WHAT NEEDS TO BE DONE: In the following material, identify every line holding the string "JSON" and return it.

--

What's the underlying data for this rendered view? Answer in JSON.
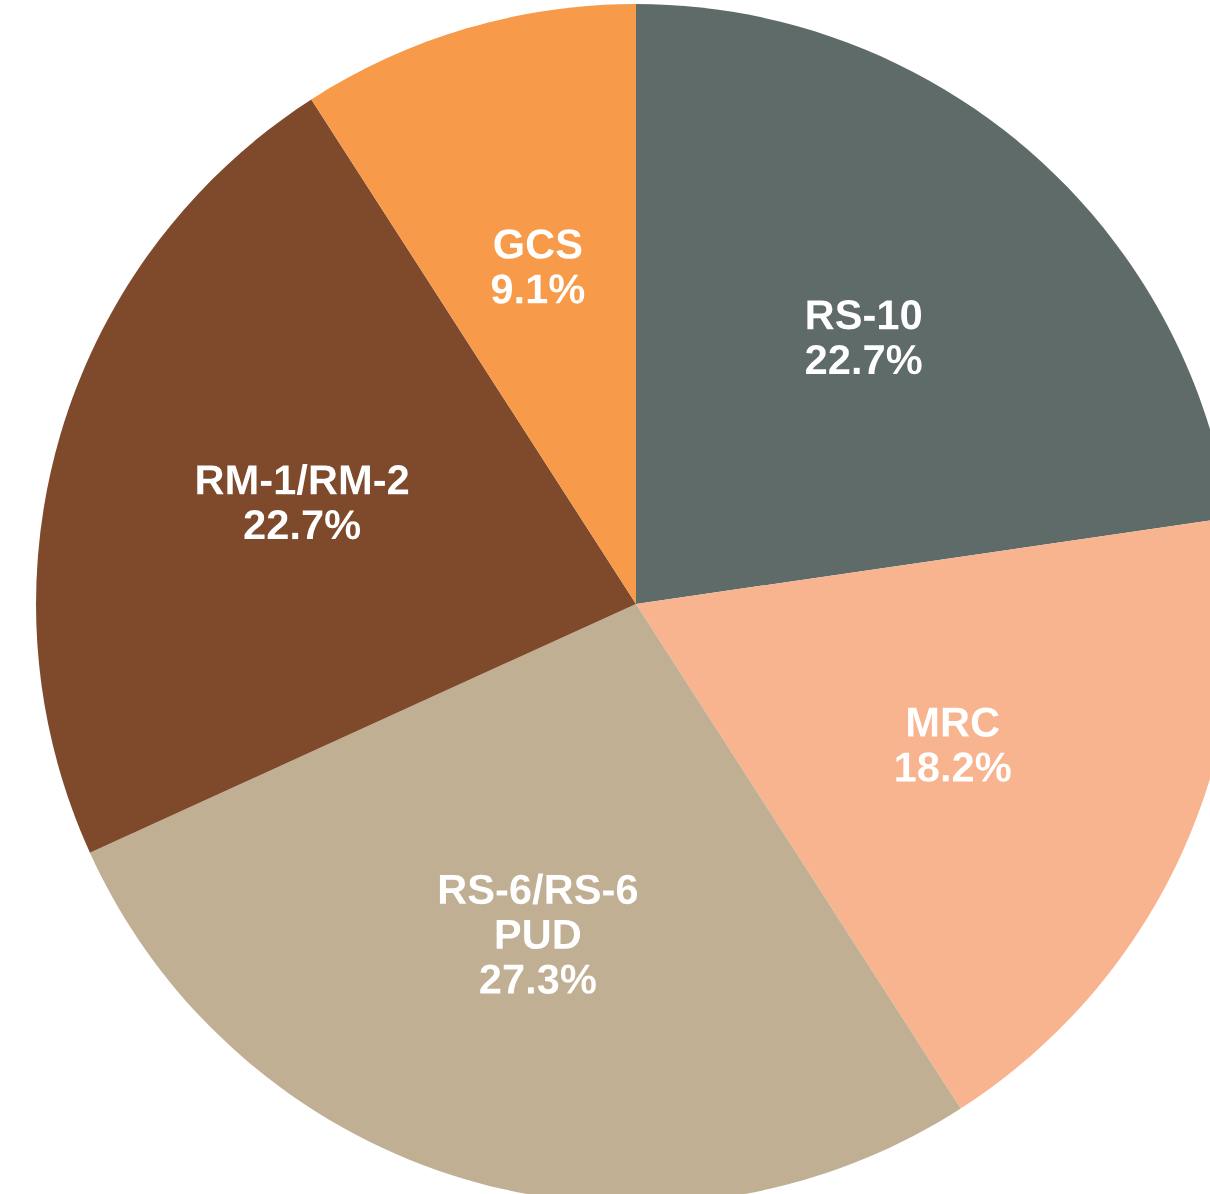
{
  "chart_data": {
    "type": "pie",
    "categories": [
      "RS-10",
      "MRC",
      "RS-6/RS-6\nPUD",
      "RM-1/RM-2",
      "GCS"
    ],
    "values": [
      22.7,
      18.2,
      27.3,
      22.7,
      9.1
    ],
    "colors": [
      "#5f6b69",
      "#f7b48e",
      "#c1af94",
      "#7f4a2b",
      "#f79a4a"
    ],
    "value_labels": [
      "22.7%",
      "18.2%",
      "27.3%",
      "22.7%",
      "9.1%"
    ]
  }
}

--

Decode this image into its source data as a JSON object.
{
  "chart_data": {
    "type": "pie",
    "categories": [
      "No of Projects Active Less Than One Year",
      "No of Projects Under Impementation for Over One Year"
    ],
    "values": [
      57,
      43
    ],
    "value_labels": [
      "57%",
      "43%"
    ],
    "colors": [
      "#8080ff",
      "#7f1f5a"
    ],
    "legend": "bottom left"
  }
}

--

THE RESULT:
What's the underlying data for this rendered view? Answer in JSON.
Decode this image into its source data as a JSON object.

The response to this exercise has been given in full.